Extracted records
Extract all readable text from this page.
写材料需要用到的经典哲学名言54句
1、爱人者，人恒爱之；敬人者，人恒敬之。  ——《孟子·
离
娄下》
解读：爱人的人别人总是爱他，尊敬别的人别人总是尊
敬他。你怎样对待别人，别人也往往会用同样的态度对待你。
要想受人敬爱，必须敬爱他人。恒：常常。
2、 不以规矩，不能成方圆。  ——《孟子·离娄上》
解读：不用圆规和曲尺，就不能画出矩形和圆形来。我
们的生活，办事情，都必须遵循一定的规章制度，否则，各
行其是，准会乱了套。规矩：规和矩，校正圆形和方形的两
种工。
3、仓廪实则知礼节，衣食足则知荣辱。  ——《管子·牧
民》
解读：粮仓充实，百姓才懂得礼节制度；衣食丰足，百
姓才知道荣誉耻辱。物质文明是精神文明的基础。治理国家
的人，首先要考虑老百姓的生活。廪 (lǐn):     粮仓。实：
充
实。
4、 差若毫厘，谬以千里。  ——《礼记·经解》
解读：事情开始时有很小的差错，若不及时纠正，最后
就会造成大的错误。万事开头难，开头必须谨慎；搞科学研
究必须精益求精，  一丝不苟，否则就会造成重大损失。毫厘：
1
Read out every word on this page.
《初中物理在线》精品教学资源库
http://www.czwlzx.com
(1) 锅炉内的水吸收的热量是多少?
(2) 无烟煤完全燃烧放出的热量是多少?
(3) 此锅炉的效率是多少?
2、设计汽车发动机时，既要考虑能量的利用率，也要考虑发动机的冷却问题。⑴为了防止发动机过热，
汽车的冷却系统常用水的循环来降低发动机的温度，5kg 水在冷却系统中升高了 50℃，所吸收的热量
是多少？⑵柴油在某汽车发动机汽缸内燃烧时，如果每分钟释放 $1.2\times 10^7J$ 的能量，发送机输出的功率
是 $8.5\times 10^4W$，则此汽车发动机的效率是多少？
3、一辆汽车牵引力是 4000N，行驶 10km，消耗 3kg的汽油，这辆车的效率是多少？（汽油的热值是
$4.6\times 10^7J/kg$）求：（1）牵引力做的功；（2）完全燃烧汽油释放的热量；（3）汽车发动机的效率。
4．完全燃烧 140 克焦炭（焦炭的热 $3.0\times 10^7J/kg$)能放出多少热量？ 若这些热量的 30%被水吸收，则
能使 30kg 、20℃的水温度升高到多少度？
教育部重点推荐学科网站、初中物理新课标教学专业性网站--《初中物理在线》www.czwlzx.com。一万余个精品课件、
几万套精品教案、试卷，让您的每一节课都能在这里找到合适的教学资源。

_Directive_: Reproduce each record shown above without altering a single word.

_Reply_:
Extract all readable text from this page.
写材料需要用到的经典哲学名言54句
1、爱人者，人恒爱之；敬人者，人恒敬之。  ——《孟子·
离
娄下》
解读：爱人的人别人总是爱他，尊敬别的人别人总是尊
敬他。你怎样对待别人，别人也往往会用同样的态度对待你。
要想受人敬爱，必须敬爱他人。恒：常常。
2、 不以规矩，不能成方圆。  ——《孟子·离娄上》
解读：不用圆规和曲尺，就不能画出矩形和圆形来。我
们的生活，办事情，都必须遵循一定的规章制度，否则，各
行其是，准会乱了套。规矩：规和矩，校正圆形和方形的两
种工。
3、仓廪实则知礼节，衣食足则知荣辱。  ——《管子·牧
民》
解读：粮仓充实，百姓才懂得礼节制度；衣食丰足，百
姓才知道荣誉耻辱。物质文明是精神文明的基础。治理国家
的人，首先要考虑老百姓的生活。廪 (lǐn):     粮仓。实：
充
实。
4、 差若毫厘，谬以千里。  ——《礼记·经解》
解读：事情开始时有很小的差错，若不及时纠正，最后
就会造成大的错误。万事开头难，开头必须谨慎；搞科学研
究必须精益求精，  一丝不苟，否则就会造成重大损失。毫厘：
1
Read out every word on this page.
《初中物理在线》精品教学资源库
http://www.czwlzx.com
(1) 锅炉内的水吸收的热量是多少?
(2) 无烟煤完全燃烧放出的热量是多少?
(3) 此锅炉的效率是多少?
2、设计汽车发动机时，既要考虑能量的利用率，也要考虑发动机的冷却问题。⑴为了防止发动机过热，
汽车的冷却系统常用水的循环来降低发动机的温度，5kg 水在冷却系统中升高了 50℃，所吸收的热量
是多少？⑵柴油在某汽车发动机汽缸内燃烧时，如果每分钟释放 $1.2\times 10^7J$ 的能量，发送机输出的功率
是 $8.5\times 10^4W$，则此汽车发动机的效率是多少？
3、一辆汽车牵引力是 4000N，行驶 10km，消耗 3kg的汽油，这辆车的效率是多少？（汽油的热值是
$4.6\times 10^7J/kg$）求：（1）牵引力做的功；（2）完全燃烧汽油释放的热量；（3）汽车发动机的效率。
4．完全燃烧 140 克焦炭（焦炭的热 $3.0\times 10^7J/kg$)能放出多少热量？ 若这些热量的 30%被水吸收，则
能使 30kg 、20℃的水温度升高到多少度？
教育部重点推荐学科网站、初中物理新课标教学专业性网站--《初中物理在线》www.czwlzx.com。一万余个精品课件、
几万套精品教案、试卷，让您的每一节课都能在这里找到合适的教学资源。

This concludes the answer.